| Problem to solve |
Transcribe each line of the material as it is, and drop any picture.

| Supplied data |
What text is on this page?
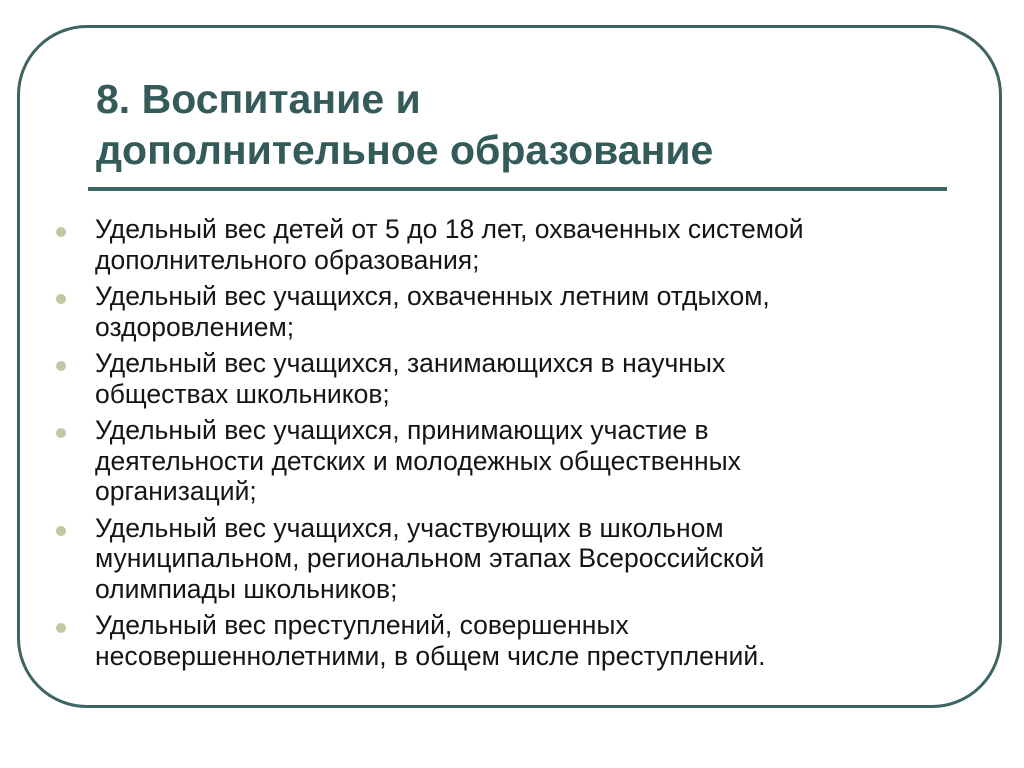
8. Воспитание и
дополнительное образование
Удельный вес детей от 5 до 18 лет, охваченных системой
дополнительного образования;
Удельный вес учащихся, охваченных летним отдыхом,
оздоровлением;
Удельный вес учащихся, занимающихся в научных
обществах школьников;
Удельный вес учащихся, принимающих участие в
деятельности детских и молодежных общественных
организаций;
Удельный вес учащихся, участвующих в школьном
муниципальном, региональном этапах Всероссийской
олимпиады школьников;
Удельный вес преступлений, совершенных
несовершеннолетними, в общем числе преступлений.
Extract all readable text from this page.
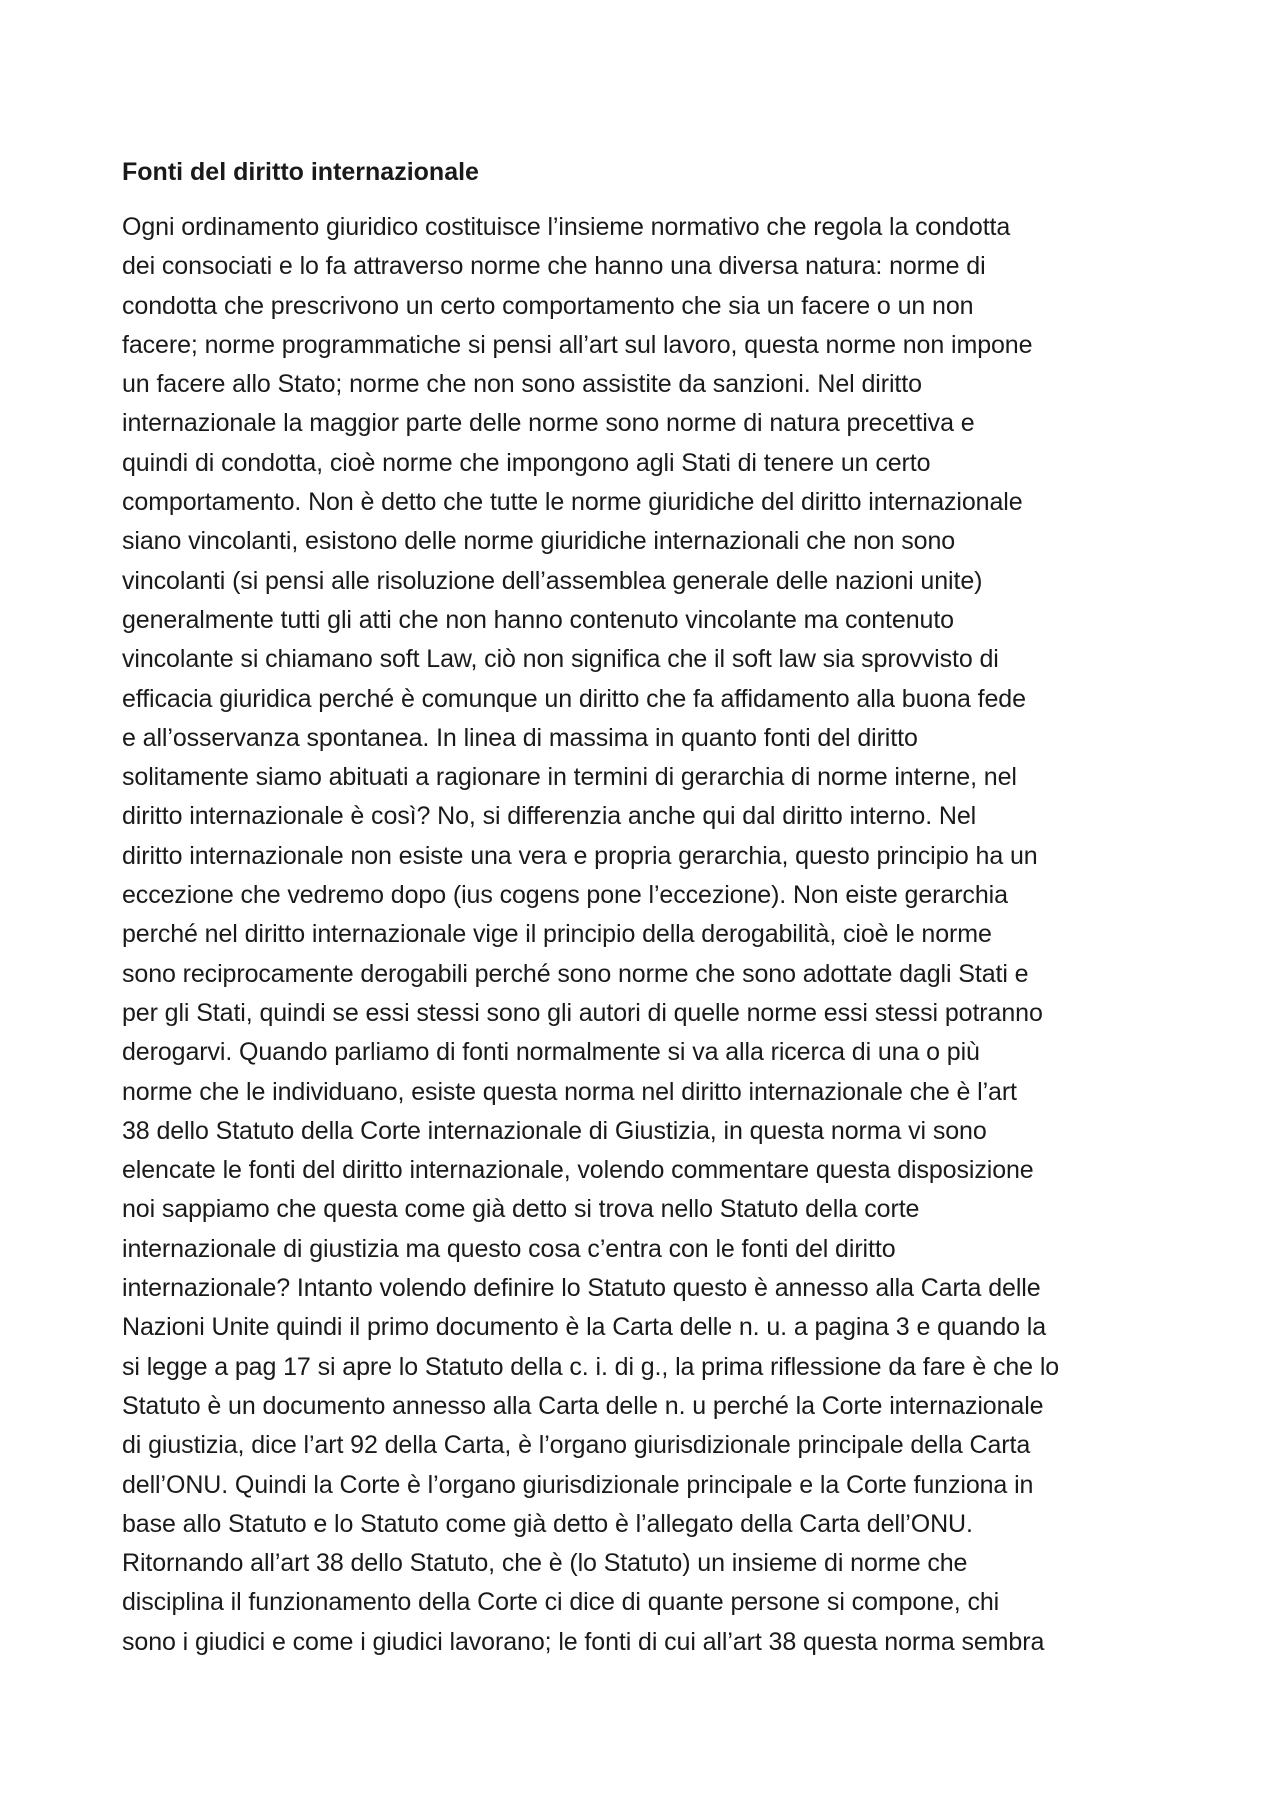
Fonti del diritto internazionale
Ogni ordinamento giuridico costituisce l’insieme normativo che regola la condotta
dei consociati e lo fa attraverso norme che hanno una diversa natura: norme di
condotta che prescrivono un certo comportamento che sia un facere o un non
facere; norme programmatiche si pensi all’art sul lavoro, questa norme non impone
un facere allo Stato; norme che non sono assistite da sanzioni. Nel diritto
internazionale la maggior parte delle norme sono norme di natura precettiva e
quindi di condotta, cioè norme che impongono agli Stati di tenere un certo
comportamento. Non è detto che tutte le norme giuridiche del diritto internazionale
siano vincolanti, esistono delle norme giuridiche internazionali che non sono
vincolanti (si pensi alle risoluzione dell’assemblea generale delle nazioni unite)
generalmente tutti gli atti che non hanno contenuto vincolante ma contenuto
vincolante si chiamano soft Law, ciò non significa che il soft law sia sprovvisto di
efficacia giuridica perché è comunque un diritto che fa affidamento alla buona fede
e all’osservanza spontanea. In linea di massima in quanto fonti del diritto
solitamente siamo abituati a ragionare in termini di gerarchia di norme interne, nel
diritto internazionale è così? No, si differenzia anche qui dal diritto interno. Nel
diritto internazionale non esiste una vera e propria gerarchia, questo principio ha un
eccezione che vedremo dopo (ius cogens pone l’eccezione). Non eiste gerarchia
perché nel diritto internazionale vige il principio della derogabilità, cioè le norme
sono reciprocamente derogabili perché sono norme che sono adottate dagli Stati e
per gli Stati, quindi se essi stessi sono gli autori di quelle norme essi stessi potranno
derogarvi. Quando parliamo di fonti normalmente si va alla ricerca di una o più
norme che le individuano, esiste questa norma nel diritto internazionale che è l’art
38 dello Statuto della Corte internazionale di Giustizia, in questa norma vi sono
elencate le fonti del diritto internazionale, volendo commentare questa disposizione
noi sappiamo che questa come già detto si trova nello Statuto della corte
internazionale di giustizia ma questo cosa c’entra con le fonti del diritto
internazionale? Intanto volendo definire lo Statuto questo è annesso alla Carta delle
Nazioni Unite quindi il primo documento è la Carta delle n. u. a pagina 3 e quando la
si legge a pag 17 si apre lo Statuto della c. i. di g., la prima riflessione da fare è che lo
Statuto è un documento annesso alla Carta delle n. u perché la Corte internazionale
di giustizia, dice l’art 92 della Carta, è l’organo giurisdizionale principale della Carta
dell’ONU. Quindi la Corte è l’organo giurisdizionale principale e la Corte funziona in
base allo Statuto e lo Statuto come già detto è l’allegato della Carta dell’ONU.
Ritornando all’art 38 dello Statuto, che è (lo Statuto) un insieme di norme che
disciplina il funzionamento della Corte ci dice di quante persone si compone, chi
sono i giudici e come i giudici lavorano; le fonti di cui all’art 38 questa norma sembra
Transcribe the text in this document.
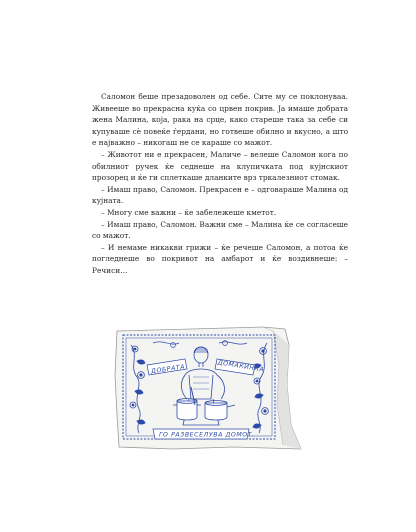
Саломон беше презадоволен од себе. Сите му се поклонуваа. Живееше во прекрасна куќа со црвен покрив. Ја имаше добрата жена Малина, која, рака на срце, како стареше така за себе си купуваше сè повеќе ѓердани, но готвеше обилно и вкусно, а што е најважно – никогаш не се караше со мажот.

– Животот ни е прекрасен, Маличе – велеше Саломон кога по обилниот ручек ќе седнеше на клупичката под кујнскиот прозорец и ќе ги сплеткаше дланките врз тркалезниот стомак.

– Имаш право, Саломон. Прекрасен е – одговараше Малина од кујната.

– Многу сме важни – ќе забележеше кметот.

– Имаш право, Саломон. Важни сме – Малина ќе се согласеше со мажот.

– И немаме никакви грижи – ќе речеше Саломон, а потоа ќе погледнеше во покривот на амбарот и ќе воздивнеше: – Речиси…

ДОБРАТА	ДОМАЌИНКА
ГО РАЗВЕСЕЛУВА ДОМОТ.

| Solved exercise |
What text is on this page?
8. Воспитание и
дополнительное образование
Удельный вес детей от 5 до 18 лет, охваченных системой
дополнительного образования;
Удельный вес учащихся, охваченных летним отдыхом,
оздоровлением;
Удельный вес учащихся, занимающихся в научных
обществах школьников;
Удельный вес учащихся, принимающих участие в
деятельности детских и молодежных общественных
организаций;
Удельный вес учащихся, участвующих в школьном
муниципальном, региональном этапах Всероссийской
олимпиады школьников;
Удельный вес преступлений, совершенных
несовершеннолетними, в общем числе преступлений.
Extract all readable text from this page.
Fonti del diritto internazionale
Ogni ordinamento giuridico costituisce l’insieme normativo che regola la condotta
dei consociati e lo fa attraverso norme che hanno una diversa natura: norme di
condotta che prescrivono un certo comportamento che sia un facere o un non
facere; norme programmatiche si pensi all’art sul lavoro, questa norme non impone
un facere allo Stato; norme che non sono assistite da sanzioni. Nel diritto
internazionale la maggior parte delle norme sono norme di natura precettiva e
quindi di condotta, cioè norme che impongono agli Stati di tenere un certo
comportamento. Non è detto che tutte le norme giuridiche del diritto internazionale
siano vincolanti, esistono delle norme giuridiche internazionali che non sono
vincolanti (si pensi alle risoluzione dell’assemblea generale delle nazioni unite)
generalmente tutti gli atti che non hanno contenuto vincolante ma contenuto
vincolante si chiamano soft Law, ciò non significa che il soft law sia sprovvisto di
efficacia giuridica perché è comunque un diritto che fa affidamento alla buona fede
e all’osservanza spontanea. In linea di massima in quanto fonti del diritto
solitamente siamo abituati a ragionare in termini di gerarchia di norme interne, nel
diritto internazionale è così? No, si differenzia anche qui dal diritto interno. Nel
diritto internazionale non esiste una vera e propria gerarchia, questo principio ha un
eccezione che vedremo dopo (ius cogens pone l’eccezione). Non eiste gerarchia
perché nel diritto internazionale vige il principio della derogabilità, cioè le norme
sono reciprocamente derogabili perché sono norme che sono adottate dagli Stati e
per gli Stati, quindi se essi stessi sono gli autori di quelle norme essi stessi potranno
derogarvi. Quando parliamo di fonti normalmente si va alla ricerca di una o più
norme che le individuano, esiste questa norma nel diritto internazionale che è l’art
38 dello Statuto della Corte internazionale di Giustizia, in questa norma vi sono
elencate le fonti del diritto internazionale, volendo commentare questa disposizione
noi sappiamo che questa come già detto si trova nello Statuto della corte
internazionale di giustizia ma questo cosa c’entra con le fonti del diritto
internazionale? Intanto volendo definire lo Statuto questo è annesso alla Carta delle
Nazioni Unite quindi il primo documento è la Carta delle n. u. a pagina 3 e quando la
si legge a pag 17 si apre lo Statuto della c. i. di g., la prima riflessione da fare è che lo
Statuto è un documento annesso alla Carta delle n. u perché la Corte internazionale
di giustizia, dice l’art 92 della Carta, è l’organo giurisdizionale principale della Carta
dell’ONU. Quindi la Corte è l’organo giurisdizionale principale e la Corte funziona in
base allo Statuto e lo Statuto come già detto è l’allegato della Carta dell’ONU.
Ritornando all’art 38 dello Statuto, che è (lo Statuto) un insieme di norme che
disciplina il funzionamento della Corte ci dice di quante persone si compone, chi
sono i giudici e come i giudici lavorano; le fonti di cui all’art 38 questa norma sembra
Transcribe the text in this document.
Саломон беше презадоволен од себе. Сите му се поклонуваа. Живееше во прекрасна куќа со црвен покрив. Ја имаше добрата жена Малина, која, рака на срце, како стареше така за себе си купуваше сè повеќе ѓердани, но готвеше обилно и вкусно, а што е најважно – никогаш не се караше со мажот.

– Животот ни е прекрасен, Маличе – велеше Саломон кога по обилниот ручек ќе седнеше на клупичката под кујнскиот прозорец и ќе ги сплеткаше дланките врз тркалезниот стомак.

– Имаш право, Саломон. Прекрасен е – одговараше Малина од кујната.

– Многу сме важни – ќе забележеше кметот.

– Имаш право, Саломон. Важни сме – Малина ќе се согласеше со мажот.

– И немаме никакви грижи – ќе речеше Саломон, а потоа ќе погледнеше во покривот на амбарот и ќе воздивнеше: – Речиси…

ДОБРАТА	ДОМАЌИНКА
ГО РАЗВЕСЕЛУВА ДОМОТ.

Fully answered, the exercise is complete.